### Your instructions
State only the number of lines that contain the string "title".

[Collected data]
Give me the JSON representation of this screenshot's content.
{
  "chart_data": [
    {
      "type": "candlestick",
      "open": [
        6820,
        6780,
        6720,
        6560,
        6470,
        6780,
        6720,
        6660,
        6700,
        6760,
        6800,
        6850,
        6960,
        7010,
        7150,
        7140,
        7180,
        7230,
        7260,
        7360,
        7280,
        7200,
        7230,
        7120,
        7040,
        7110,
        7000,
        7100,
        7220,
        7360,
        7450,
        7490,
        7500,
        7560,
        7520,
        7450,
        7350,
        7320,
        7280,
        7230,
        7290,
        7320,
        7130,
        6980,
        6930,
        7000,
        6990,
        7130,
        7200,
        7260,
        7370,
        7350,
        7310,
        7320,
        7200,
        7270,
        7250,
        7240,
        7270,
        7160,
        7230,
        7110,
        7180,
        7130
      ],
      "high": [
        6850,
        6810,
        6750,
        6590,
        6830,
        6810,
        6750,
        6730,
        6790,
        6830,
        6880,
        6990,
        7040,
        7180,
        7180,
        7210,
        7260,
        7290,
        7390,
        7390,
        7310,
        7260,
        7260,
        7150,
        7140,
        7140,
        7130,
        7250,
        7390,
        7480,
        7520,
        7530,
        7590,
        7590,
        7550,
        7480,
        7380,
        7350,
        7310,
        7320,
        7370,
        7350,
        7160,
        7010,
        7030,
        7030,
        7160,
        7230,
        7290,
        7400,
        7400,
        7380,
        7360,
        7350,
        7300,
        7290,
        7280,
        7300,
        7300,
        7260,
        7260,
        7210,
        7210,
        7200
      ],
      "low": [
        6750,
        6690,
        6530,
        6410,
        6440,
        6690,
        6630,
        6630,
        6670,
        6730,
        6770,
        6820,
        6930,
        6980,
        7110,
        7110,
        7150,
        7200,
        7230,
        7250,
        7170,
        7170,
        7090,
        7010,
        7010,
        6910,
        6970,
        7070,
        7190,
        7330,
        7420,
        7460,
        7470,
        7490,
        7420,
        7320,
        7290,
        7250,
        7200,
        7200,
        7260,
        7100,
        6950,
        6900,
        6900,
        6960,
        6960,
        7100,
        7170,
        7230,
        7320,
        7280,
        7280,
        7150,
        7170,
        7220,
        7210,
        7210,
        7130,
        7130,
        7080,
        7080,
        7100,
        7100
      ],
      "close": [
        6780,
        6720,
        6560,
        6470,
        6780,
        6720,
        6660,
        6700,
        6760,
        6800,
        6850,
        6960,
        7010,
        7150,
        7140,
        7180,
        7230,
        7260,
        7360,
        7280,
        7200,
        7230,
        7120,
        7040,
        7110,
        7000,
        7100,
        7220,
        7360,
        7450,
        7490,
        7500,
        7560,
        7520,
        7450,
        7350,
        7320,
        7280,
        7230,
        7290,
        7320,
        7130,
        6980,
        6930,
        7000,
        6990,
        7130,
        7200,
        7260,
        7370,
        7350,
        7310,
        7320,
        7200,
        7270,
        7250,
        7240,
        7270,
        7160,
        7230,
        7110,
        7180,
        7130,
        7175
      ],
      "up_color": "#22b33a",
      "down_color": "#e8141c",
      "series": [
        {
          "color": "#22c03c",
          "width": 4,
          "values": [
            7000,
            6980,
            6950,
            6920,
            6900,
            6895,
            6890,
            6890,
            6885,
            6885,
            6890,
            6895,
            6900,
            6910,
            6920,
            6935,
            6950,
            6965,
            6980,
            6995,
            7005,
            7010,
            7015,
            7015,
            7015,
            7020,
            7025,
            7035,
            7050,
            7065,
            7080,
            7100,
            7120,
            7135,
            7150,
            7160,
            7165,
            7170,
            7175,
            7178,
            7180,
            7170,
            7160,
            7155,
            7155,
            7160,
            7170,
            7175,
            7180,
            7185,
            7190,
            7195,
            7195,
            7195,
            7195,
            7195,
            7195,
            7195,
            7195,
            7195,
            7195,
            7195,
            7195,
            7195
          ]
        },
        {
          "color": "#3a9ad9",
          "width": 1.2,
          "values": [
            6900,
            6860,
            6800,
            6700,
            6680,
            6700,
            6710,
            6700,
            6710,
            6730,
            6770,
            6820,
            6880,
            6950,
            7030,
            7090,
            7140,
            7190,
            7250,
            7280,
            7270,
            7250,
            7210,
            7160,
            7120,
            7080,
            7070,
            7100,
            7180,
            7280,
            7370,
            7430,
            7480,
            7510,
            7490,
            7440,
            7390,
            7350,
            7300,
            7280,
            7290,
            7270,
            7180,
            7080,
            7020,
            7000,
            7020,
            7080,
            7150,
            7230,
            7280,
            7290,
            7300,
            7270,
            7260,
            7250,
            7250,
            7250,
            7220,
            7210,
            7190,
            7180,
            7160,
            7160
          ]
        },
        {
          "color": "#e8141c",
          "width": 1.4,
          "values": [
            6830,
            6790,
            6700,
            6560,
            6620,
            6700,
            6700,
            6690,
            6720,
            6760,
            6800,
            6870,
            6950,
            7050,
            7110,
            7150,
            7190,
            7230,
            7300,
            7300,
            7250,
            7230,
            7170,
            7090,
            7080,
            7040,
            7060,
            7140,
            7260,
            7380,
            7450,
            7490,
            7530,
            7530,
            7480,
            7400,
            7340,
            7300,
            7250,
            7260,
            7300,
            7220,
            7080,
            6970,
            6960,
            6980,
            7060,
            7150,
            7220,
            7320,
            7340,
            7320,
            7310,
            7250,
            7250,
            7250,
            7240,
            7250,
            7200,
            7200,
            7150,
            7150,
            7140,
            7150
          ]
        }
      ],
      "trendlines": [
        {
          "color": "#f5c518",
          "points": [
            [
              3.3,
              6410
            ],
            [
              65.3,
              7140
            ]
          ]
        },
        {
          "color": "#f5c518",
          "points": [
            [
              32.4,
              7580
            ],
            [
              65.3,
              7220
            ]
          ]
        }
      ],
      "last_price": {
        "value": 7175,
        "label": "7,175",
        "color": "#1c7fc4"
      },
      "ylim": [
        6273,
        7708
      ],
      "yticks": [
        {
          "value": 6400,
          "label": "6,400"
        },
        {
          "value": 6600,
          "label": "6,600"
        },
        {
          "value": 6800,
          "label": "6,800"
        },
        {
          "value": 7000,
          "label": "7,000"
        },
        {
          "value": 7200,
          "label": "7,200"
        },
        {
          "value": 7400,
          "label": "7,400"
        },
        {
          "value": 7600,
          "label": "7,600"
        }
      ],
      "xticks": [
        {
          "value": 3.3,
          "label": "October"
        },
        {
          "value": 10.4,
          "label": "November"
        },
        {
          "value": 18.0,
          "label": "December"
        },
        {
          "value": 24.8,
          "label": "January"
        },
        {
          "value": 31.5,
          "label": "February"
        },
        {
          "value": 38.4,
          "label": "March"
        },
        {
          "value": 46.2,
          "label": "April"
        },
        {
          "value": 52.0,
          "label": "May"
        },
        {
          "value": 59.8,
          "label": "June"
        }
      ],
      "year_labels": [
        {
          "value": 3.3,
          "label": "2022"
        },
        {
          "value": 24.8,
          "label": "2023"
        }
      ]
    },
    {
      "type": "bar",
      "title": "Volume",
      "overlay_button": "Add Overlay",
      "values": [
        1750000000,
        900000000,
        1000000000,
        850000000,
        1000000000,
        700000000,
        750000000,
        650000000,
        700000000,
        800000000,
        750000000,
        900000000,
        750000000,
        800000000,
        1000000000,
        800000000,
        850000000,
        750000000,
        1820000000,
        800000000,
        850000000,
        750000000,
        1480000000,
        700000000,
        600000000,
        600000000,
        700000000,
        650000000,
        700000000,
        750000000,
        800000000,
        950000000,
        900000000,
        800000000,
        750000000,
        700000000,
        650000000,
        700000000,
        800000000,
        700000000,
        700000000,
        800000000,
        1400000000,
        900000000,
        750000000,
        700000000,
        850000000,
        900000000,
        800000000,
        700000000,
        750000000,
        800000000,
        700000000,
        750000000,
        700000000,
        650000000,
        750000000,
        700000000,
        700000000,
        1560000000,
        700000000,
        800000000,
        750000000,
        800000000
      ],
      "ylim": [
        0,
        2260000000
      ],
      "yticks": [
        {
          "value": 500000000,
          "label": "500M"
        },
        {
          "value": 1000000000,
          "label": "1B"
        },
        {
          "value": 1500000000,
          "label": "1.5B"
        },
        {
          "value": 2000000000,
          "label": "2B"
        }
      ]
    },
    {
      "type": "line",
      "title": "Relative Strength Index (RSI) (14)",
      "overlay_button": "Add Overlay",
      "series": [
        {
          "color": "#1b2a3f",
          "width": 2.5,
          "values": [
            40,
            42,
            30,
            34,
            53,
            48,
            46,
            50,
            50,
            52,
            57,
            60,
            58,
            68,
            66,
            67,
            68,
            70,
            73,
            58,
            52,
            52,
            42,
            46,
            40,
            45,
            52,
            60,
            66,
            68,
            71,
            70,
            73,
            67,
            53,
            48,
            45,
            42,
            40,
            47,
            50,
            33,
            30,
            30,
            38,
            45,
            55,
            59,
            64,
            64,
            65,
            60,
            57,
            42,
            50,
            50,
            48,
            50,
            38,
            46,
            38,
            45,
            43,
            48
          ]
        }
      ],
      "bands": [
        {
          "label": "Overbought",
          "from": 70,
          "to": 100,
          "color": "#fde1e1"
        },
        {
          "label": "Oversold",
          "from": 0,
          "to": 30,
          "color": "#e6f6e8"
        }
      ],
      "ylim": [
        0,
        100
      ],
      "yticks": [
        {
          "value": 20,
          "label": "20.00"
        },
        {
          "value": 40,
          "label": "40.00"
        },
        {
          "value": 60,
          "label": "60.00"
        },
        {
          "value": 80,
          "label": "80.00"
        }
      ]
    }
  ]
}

### Written answer
2